Problem requirements: Filter the records below and copy every line containing the word "color".

----------------

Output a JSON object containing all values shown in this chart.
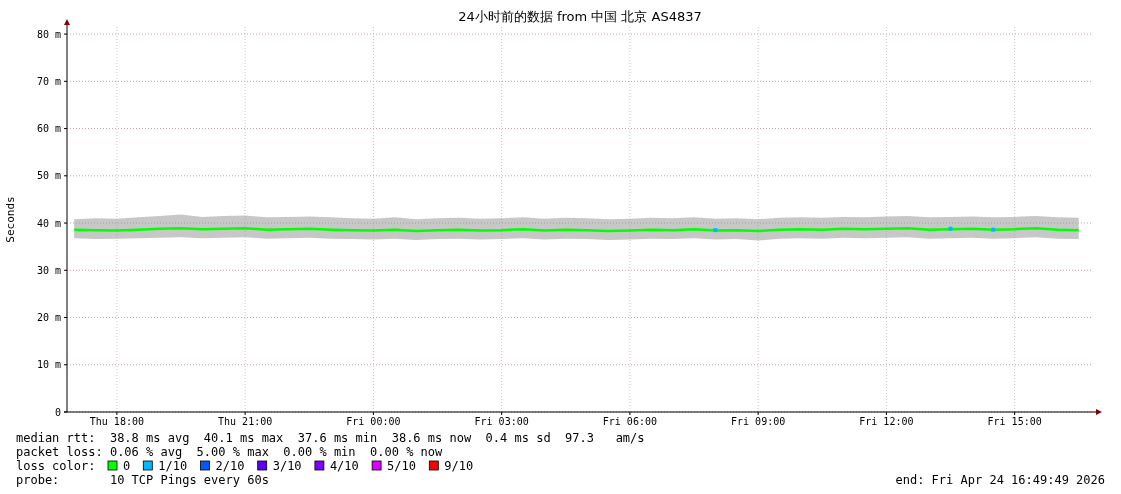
{
  "chart_data": {
    "type": "line",
    "title": "24小时前的数据 from 中国 北京 AS4837",
    "ylabel": "Seconds",
    "legend_title": "loss color:",
    "xlim": [
      "2026-04-23T16:50",
      "2026-04-24T16:50"
    ],
    "xticks": [
      {
        "value": "2026-04-23T18:00",
        "label": "Thu 18:00"
      },
      {
        "value": "2026-04-23T21:00",
        "label": "Thu 21:00"
      },
      {
        "value": "2026-04-24T00:00",
        "label": "Fri 00:00"
      },
      {
        "value": "2026-04-24T03:00",
        "label": "Fri 03:00"
      },
      {
        "value": "2026-04-24T06:00",
        "label": "Fri 06:00"
      },
      {
        "value": "2026-04-24T09:00",
        "label": "Fri 09:00"
      },
      {
        "value": "2026-04-24T12:00",
        "label": "Fri 12:00"
      },
      {
        "value": "2026-04-24T15:00",
        "label": "Fri 15:00"
      }
    ],
    "ylim": [
      0,
      81.5
    ],
    "yticks": [
      {
        "value": 0,
        "label": "0"
      },
      {
        "value": 10,
        "label": "10 m"
      },
      {
        "value": 20,
        "label": "20 m"
      },
      {
        "value": 30,
        "label": "30 m"
      },
      {
        "value": 40,
        "label": "40 m"
      },
      {
        "value": 50,
        "label": "50 m"
      },
      {
        "value": 60,
        "label": "60 m"
      },
      {
        "value": 70,
        "label": "70 m"
      },
      {
        "value": 80,
        "label": "80 m"
      }
    ],
    "grid": true,
    "legend": "bottom",
    "x": [
      "2026-04-23T17:00",
      "2026-04-23T17:30",
      "2026-04-23T18:00",
      "2026-04-23T18:30",
      "2026-04-23T19:00",
      "2026-04-23T19:30",
      "2026-04-23T20:00",
      "2026-04-23T20:30",
      "2026-04-23T21:00",
      "2026-04-23T21:30",
      "2026-04-23T22:00",
      "2026-04-23T22:30",
      "2026-04-23T23:00",
      "2026-04-23T23:30",
      "2026-04-24T00:00",
      "2026-04-24T00:30",
      "2026-04-24T01:00",
      "2026-04-24T01:30",
      "2026-04-24T02:00",
      "2026-04-24T02:30",
      "2026-04-24T03:00",
      "2026-04-24T03:30",
      "2026-04-24T04:00",
      "2026-04-24T04:30",
      "2026-04-24T05:00",
      "2026-04-24T05:30",
      "2026-04-24T06:00",
      "2026-04-24T06:30",
      "2026-04-24T07:00",
      "2026-04-24T07:30",
      "2026-04-24T08:00",
      "2026-04-24T08:30",
      "2026-04-24T09:00",
      "2026-04-24T09:30",
      "2026-04-24T10:00",
      "2026-04-24T10:30",
      "2026-04-24T11:00",
      "2026-04-24T11:30",
      "2026-04-24T12:00",
      "2026-04-24T12:30",
      "2026-04-24T13:00",
      "2026-04-24T13:30",
      "2026-04-24T14:00",
      "2026-04-24T14:30",
      "2026-04-24T15:00",
      "2026-04-24T15:30",
      "2026-04-24T16:00",
      "2026-04-24T16:30"
    ],
    "series": [
      {
        "name": "0",
        "color": "#00ff00",
        "values": [
          38.6,
          38.5,
          38.4,
          38.6,
          38.8,
          38.9,
          38.7,
          38.8,
          38.9,
          38.6,
          38.7,
          38.8,
          38.6,
          38.5,
          38.4,
          38.6,
          38.3,
          38.5,
          38.6,
          38.4,
          38.5,
          38.7,
          38.4,
          38.6,
          38.5,
          38.3,
          38.4,
          38.6,
          38.5,
          38.7,
          38.4,
          38.5,
          38.3,
          38.6,
          38.7,
          38.6,
          38.8,
          38.7,
          38.8,
          38.9,
          38.6,
          38.7,
          38.8,
          38.6,
          38.7,
          38.9,
          38.6,
          38.5
        ],
        "lower": [
          36.8,
          36.6,
          36.7,
          36.8,
          36.9,
          37.0,
          36.8,
          36.9,
          37.0,
          36.7,
          36.8,
          36.9,
          36.7,
          36.6,
          36.5,
          36.7,
          36.4,
          36.6,
          36.7,
          36.5,
          36.6,
          36.8,
          36.5,
          36.7,
          36.6,
          36.4,
          36.5,
          36.7,
          36.6,
          36.8,
          36.5,
          36.6,
          36.3,
          36.7,
          36.8,
          36.7,
          36.9,
          36.8,
          36.9,
          37.0,
          36.7,
          36.8,
          36.9,
          36.7,
          36.8,
          37.0,
          36.7,
          36.6
        ],
        "upper": [
          40.8,
          41.0,
          40.9,
          41.2,
          41.5,
          41.8,
          41.3,
          41.5,
          41.6,
          41.2,
          41.3,
          41.4,
          41.2,
          41.0,
          40.9,
          41.2,
          40.8,
          41.0,
          41.1,
          40.9,
          41.0,
          41.2,
          40.9,
          41.1,
          41.0,
          40.8,
          40.9,
          41.1,
          41.0,
          41.2,
          40.9,
          41.0,
          40.8,
          41.1,
          41.2,
          41.1,
          41.3,
          41.2,
          41.4,
          41.5,
          41.2,
          41.3,
          41.4,
          41.2,
          41.3,
          41.5,
          41.2,
          41.1
        ]
      },
      {
        "name": "1/10",
        "type": "scatter",
        "color": "#00b8ff",
        "x": [
          "2026-04-24T08:00",
          "2026-04-24T13:30",
          "2026-04-24T14:30"
        ],
        "values": [
          38.5,
          38.8,
          38.6
        ]
      },
      {
        "name": "2/10",
        "type": "scatter",
        "color": "#0059ff",
        "values": [
          null,
          null,
          null,
          null,
          null,
          null,
          null,
          null,
          null,
          null,
          null,
          null,
          null,
          null,
          null,
          null,
          null,
          null,
          null,
          null,
          null,
          null,
          null,
          null,
          null,
          null,
          null,
          null,
          null,
          null,
          null,
          null,
          null,
          null,
          null,
          null,
          null,
          null,
          null,
          null,
          null,
          null,
          null,
          null,
          null,
          null,
          null,
          null
        ]
      },
      {
        "name": "3/10",
        "type": "scatter",
        "color": "#5e00ff",
        "values": [
          null,
          null,
          null,
          null,
          null,
          null,
          null,
          null,
          null,
          null,
          null,
          null,
          null,
          null,
          null,
          null,
          null,
          null,
          null,
          null,
          null,
          null,
          null,
          null,
          null,
          null,
          null,
          null,
          null,
          null,
          null,
          null,
          null,
          null,
          null,
          null,
          null,
          null,
          null,
          null,
          null,
          null,
          null,
          null,
          null,
          null,
          null,
          null
        ]
      },
      {
        "name": "4/10",
        "type": "scatter",
        "color": "#7e00ff",
        "values": [
          null,
          null,
          null,
          null,
          null,
          null,
          null,
          null,
          null,
          null,
          null,
          null,
          null,
          null,
          null,
          null,
          null,
          null,
          null,
          null,
          null,
          null,
          null,
          null,
          null,
          null,
          null,
          null,
          null,
          null,
          null,
          null,
          null,
          null,
          null,
          null,
          null,
          null,
          null,
          null,
          null,
          null,
          null,
          null,
          null,
          null,
          null,
          null
        ]
      },
      {
        "name": "5/10",
        "type": "scatter",
        "color": "#dd00ff",
        "values": [
          null,
          null,
          null,
          null,
          null,
          null,
          null,
          null,
          null,
          null,
          null,
          null,
          null,
          null,
          null,
          null,
          null,
          null,
          null,
          null,
          null,
          null,
          null,
          null,
          null,
          null,
          null,
          null,
          null,
          null,
          null,
          null,
          null,
          null,
          null,
          null,
          null,
          null,
          null,
          null,
          null,
          null,
          null,
          null,
          null,
          null,
          null,
          null
        ]
      },
      {
        "name": "9/10",
        "type": "scatter",
        "color": "#ff0000",
        "values": [
          null,
          null,
          null,
          null,
          null,
          null,
          null,
          null,
          null,
          null,
          null,
          null,
          null,
          null,
          null,
          null,
          null,
          null,
          null,
          null,
          null,
          null,
          null,
          null,
          null,
          null,
          null,
          null,
          null,
          null,
          null,
          null,
          null,
          null,
          null,
          null,
          null,
          null,
          null,
          null,
          null,
          null,
          null,
          null,
          null,
          null,
          null,
          null
        ]
      }
    ],
    "annotations": [
      "median rtt:  38.8 ms avg  40.1 ms max  37.6 ms min  38.6 ms now  0.4 ms sd  97.3   am/s",
      "packet loss: 0.06 % avg  5.00 % max  0.00 % min  0.00 % now",
      "probe:       10 TCP Pings every 60s",
      "end: Fri Apr 24 16:49:49 2026"
    ]
  }
}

----------------

Solution:
    "legend_title": "loss color:",
        "color": "#00ff00",
        "color": "#00b8ff",
        "color": "#0059ff",
        "color": "#5e00ff",
        "color": "#7e00ff",
        "color": "#dd00ff",
        "color": "#ff0000",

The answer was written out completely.